RECORDS SUPPLIED:
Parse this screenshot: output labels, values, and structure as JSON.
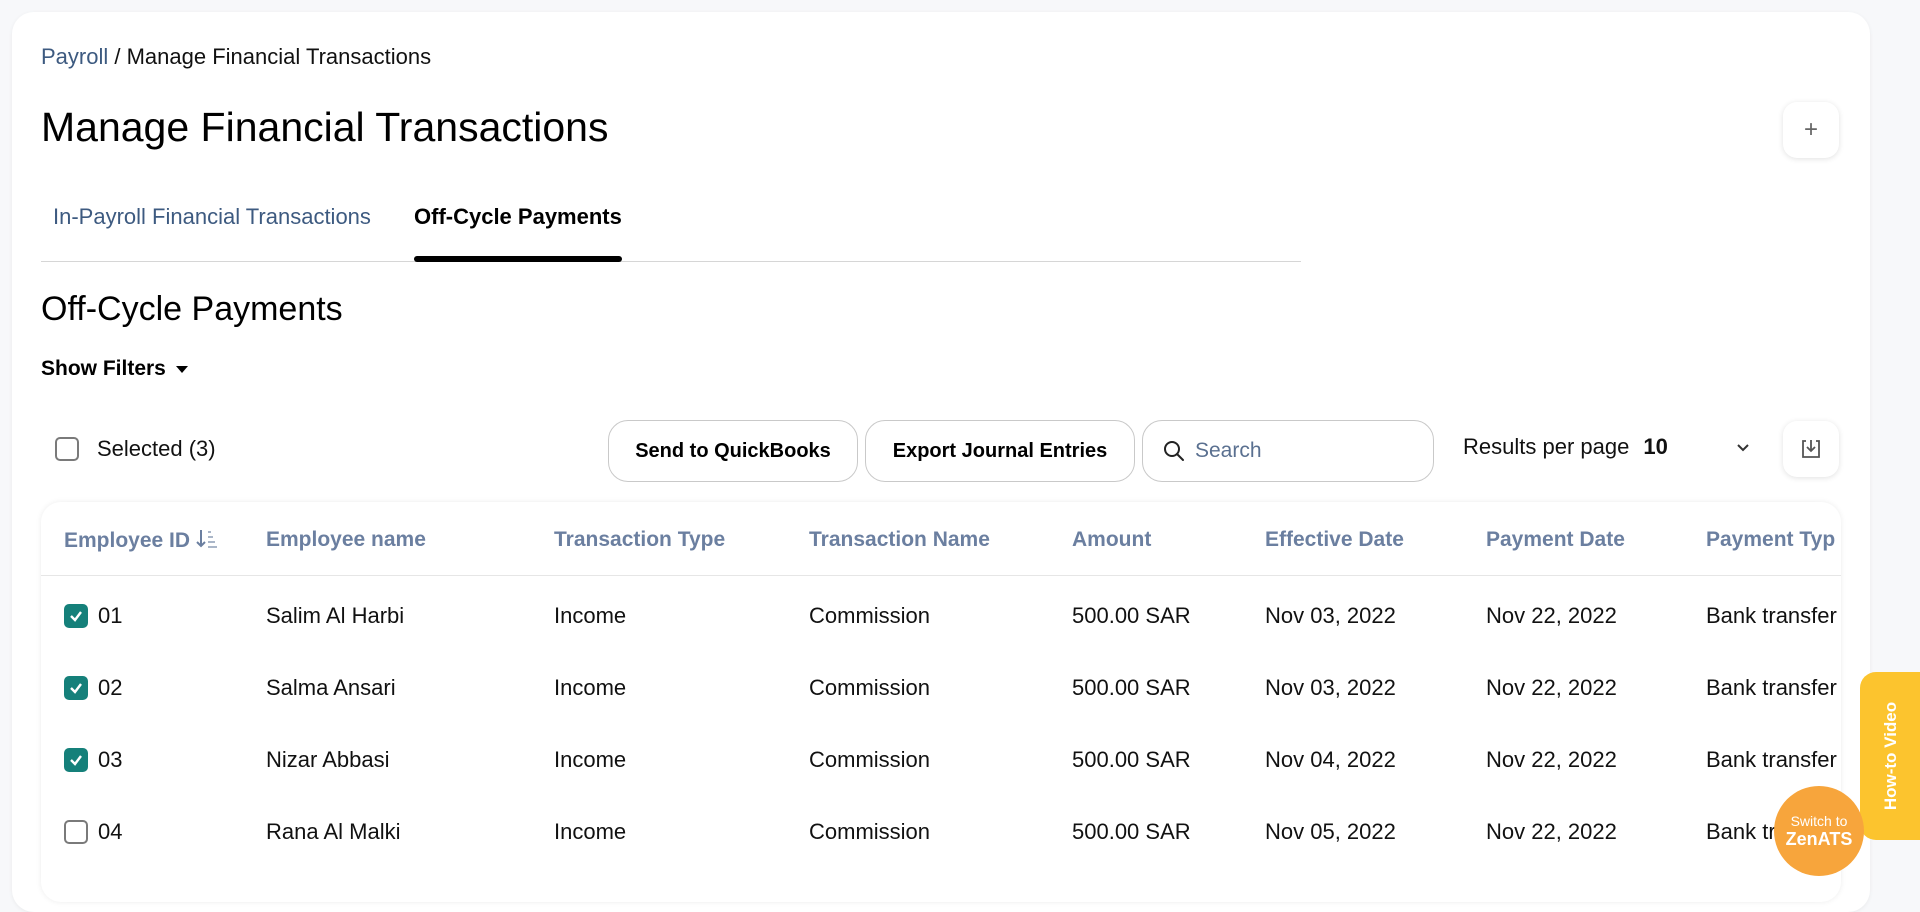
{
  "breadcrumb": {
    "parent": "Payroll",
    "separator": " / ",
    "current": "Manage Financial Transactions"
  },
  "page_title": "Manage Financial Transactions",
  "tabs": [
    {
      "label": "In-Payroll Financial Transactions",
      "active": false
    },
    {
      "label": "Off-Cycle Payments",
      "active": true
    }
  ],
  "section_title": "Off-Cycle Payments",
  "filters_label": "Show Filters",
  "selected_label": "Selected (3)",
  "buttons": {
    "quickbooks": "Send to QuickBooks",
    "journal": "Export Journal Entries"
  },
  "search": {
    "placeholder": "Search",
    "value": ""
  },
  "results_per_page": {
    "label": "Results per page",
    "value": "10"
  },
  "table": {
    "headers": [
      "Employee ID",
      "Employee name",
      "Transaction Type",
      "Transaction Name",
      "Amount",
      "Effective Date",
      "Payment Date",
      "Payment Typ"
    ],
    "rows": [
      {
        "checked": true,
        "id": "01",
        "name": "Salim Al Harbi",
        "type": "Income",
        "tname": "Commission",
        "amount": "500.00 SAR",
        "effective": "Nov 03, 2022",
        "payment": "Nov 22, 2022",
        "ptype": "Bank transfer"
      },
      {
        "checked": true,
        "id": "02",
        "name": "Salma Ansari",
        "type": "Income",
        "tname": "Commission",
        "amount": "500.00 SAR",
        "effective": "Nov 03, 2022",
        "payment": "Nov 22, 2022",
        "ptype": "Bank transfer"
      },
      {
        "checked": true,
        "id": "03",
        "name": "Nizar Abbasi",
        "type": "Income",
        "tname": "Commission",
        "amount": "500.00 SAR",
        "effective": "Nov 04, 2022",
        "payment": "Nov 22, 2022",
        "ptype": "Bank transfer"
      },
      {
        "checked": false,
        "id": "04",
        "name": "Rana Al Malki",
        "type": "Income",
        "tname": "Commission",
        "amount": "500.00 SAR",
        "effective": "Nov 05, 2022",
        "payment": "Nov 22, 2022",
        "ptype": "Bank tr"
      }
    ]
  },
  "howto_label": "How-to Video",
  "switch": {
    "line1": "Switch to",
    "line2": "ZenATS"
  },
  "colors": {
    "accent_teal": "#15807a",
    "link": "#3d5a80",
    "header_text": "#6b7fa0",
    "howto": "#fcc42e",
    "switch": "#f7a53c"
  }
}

==

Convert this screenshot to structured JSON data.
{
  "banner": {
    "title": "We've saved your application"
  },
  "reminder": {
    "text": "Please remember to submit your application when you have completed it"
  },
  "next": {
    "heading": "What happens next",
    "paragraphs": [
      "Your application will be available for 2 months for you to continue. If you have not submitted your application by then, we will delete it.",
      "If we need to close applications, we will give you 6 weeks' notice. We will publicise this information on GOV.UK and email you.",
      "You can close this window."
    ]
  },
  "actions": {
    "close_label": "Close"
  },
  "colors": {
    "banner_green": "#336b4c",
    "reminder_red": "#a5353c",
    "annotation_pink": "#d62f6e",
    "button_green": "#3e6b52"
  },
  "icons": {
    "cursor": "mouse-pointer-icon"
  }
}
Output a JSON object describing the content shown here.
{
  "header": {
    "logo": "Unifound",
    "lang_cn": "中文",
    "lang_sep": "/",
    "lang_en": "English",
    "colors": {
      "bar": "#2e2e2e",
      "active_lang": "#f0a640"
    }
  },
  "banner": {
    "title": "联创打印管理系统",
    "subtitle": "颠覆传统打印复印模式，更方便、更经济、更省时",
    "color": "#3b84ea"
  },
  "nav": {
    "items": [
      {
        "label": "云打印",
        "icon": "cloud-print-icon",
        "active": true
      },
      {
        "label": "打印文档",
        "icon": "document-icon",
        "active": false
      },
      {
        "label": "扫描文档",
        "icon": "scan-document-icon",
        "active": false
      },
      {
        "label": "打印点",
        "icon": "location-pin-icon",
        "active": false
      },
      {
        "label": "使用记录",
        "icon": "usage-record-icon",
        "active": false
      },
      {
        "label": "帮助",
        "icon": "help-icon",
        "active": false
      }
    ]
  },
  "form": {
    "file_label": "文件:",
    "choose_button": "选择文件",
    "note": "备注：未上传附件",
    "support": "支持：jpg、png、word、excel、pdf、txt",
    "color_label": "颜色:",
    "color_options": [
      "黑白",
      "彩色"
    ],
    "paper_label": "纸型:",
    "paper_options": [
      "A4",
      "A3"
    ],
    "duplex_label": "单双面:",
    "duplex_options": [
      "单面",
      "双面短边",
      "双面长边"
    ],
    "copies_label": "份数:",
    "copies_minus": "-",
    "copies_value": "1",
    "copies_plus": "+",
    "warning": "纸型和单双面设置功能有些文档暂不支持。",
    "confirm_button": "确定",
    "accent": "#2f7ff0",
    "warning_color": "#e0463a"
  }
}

--

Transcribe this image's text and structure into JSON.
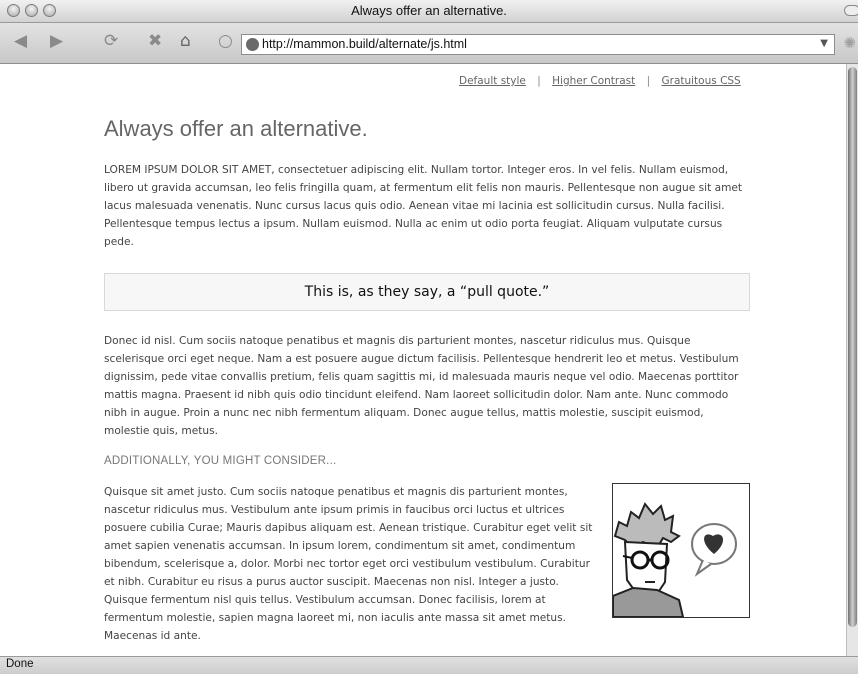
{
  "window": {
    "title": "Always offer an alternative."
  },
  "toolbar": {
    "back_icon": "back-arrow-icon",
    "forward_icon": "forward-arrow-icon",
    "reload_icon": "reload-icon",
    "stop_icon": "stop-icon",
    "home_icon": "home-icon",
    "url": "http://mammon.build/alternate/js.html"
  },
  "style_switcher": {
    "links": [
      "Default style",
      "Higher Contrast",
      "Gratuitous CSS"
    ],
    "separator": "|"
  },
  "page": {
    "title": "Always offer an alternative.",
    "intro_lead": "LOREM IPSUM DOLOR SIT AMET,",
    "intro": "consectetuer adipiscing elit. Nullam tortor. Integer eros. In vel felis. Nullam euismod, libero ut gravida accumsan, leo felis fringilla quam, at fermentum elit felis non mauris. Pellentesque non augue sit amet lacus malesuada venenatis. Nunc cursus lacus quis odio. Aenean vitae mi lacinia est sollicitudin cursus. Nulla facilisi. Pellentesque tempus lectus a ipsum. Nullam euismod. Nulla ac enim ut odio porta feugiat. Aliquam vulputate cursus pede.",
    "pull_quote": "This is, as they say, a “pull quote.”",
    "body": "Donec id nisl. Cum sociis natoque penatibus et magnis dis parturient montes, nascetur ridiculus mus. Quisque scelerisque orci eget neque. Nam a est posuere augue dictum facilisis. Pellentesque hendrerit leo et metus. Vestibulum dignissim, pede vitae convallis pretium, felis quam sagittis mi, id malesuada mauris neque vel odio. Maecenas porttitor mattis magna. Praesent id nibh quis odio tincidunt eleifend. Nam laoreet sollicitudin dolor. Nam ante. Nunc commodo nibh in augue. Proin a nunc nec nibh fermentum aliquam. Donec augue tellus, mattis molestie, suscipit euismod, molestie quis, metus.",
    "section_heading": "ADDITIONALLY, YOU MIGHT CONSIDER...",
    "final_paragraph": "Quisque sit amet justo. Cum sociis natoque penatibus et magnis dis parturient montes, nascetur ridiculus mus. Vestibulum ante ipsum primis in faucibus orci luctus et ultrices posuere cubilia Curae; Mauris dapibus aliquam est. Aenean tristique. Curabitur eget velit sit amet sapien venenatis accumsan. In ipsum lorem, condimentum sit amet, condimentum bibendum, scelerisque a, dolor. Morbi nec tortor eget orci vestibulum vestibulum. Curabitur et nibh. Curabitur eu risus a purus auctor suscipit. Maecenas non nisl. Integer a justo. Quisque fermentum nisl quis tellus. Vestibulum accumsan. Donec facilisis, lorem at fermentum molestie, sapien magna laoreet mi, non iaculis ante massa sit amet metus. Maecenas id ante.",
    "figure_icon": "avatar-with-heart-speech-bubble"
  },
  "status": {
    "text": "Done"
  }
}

DO THIS: Go through the material line by line. Show each line that contains the string "Always".

OUTPUT OF THE EXERCISE:
    "title": "Always offer an alternative."
    "title": "Always offer an alternative.",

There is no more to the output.